• _Stated exercise_: Repeat the records below exactly, leaving out every picture.

═════ Input material ═════

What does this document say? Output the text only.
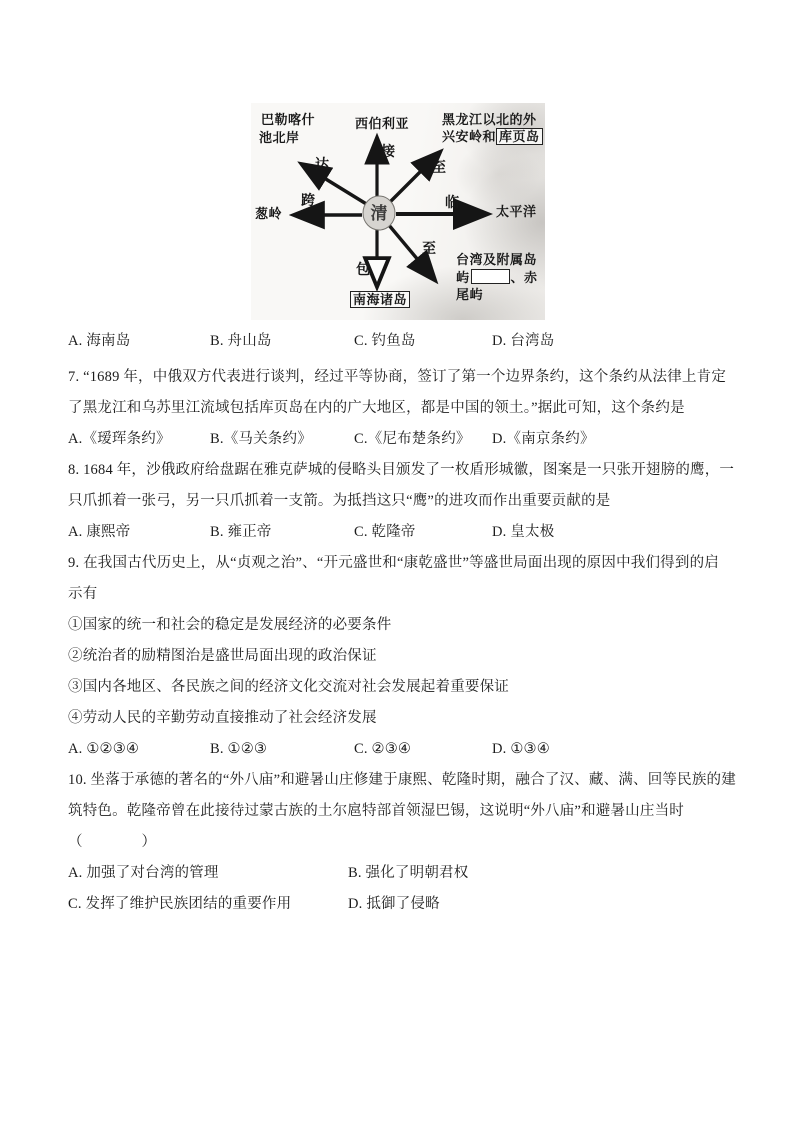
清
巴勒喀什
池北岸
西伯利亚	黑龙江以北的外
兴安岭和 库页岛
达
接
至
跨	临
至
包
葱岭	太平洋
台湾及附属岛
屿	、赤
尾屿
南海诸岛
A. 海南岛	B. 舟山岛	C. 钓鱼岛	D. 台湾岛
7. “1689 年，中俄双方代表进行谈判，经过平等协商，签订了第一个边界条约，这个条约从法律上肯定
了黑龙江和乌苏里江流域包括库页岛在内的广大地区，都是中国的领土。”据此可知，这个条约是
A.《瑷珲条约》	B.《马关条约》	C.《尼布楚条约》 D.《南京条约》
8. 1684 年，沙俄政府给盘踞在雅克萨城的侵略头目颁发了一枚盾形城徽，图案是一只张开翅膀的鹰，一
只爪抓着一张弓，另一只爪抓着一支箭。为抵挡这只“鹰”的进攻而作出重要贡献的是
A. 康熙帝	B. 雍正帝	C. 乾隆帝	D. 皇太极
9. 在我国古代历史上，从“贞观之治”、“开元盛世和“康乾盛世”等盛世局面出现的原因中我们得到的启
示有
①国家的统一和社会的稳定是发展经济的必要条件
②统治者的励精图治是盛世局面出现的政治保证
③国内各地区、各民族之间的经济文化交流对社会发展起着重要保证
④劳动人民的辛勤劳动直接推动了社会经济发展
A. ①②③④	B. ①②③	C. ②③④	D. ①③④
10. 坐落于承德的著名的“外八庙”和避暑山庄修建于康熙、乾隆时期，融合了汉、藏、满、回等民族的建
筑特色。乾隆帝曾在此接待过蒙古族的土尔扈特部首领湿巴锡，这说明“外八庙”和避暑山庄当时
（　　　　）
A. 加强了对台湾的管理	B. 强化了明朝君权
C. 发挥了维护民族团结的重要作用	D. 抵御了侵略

═════

• _Problem solution_:
What does this document say? Output the text only.
清
巴勒喀什
池北岸
西伯利亚	黑龙江以北的外
兴安岭和 库页岛
达
接
至
跨	临
至
包
葱岭	太平洋
台湾及附属岛
屿	、赤
尾屿
南海诸岛
A. 海南岛	B. 舟山岛	C. 钓鱼岛	D. 台湾岛
7. “1689 年，中俄双方代表进行谈判，经过平等协商，签订了第一个边界条约，这个条约从法律上肯定
了黑龙江和乌苏里江流域包括库页岛在内的广大地区，都是中国的领土。”据此可知，这个条约是
A.《瑷珲条约》	B.《马关条约》	C.《尼布楚条约》 D.《南京条约》
8. 1684 年，沙俄政府给盘踞在雅克萨城的侵略头目颁发了一枚盾形城徽，图案是一只张开翅膀的鹰，一
只爪抓着一张弓，另一只爪抓着一支箭。为抵挡这只“鹰”的进攻而作出重要贡献的是
A. 康熙帝	B. 雍正帝	C. 乾隆帝	D. 皇太极
9. 在我国古代历史上，从“贞观之治”、“开元盛世和“康乾盛世”等盛世局面出现的原因中我们得到的启
示有
①国家的统一和社会的稳定是发展经济的必要条件
②统治者的励精图治是盛世局面出现的政治保证
③国内各地区、各民族之间的经济文化交流对社会发展起着重要保证
④劳动人民的辛勤劳动直接推动了社会经济发展
A. ①②③④	B. ①②③	C. ②③④	D. ①③④
10. 坐落于承德的著名的“外八庙”和避暑山庄修建于康熙、乾隆时期，融合了汉、藏、满、回等民族的建
筑特色。乾隆帝曾在此接待过蒙古族的土尔扈特部首领湿巴锡，这说明“外八庙”和避暑山庄当时
（　　　　）
A. 加强了对台湾的管理	B. 强化了明朝君权
C. 发挥了维护民族团结的重要作用	D. 抵御了侵略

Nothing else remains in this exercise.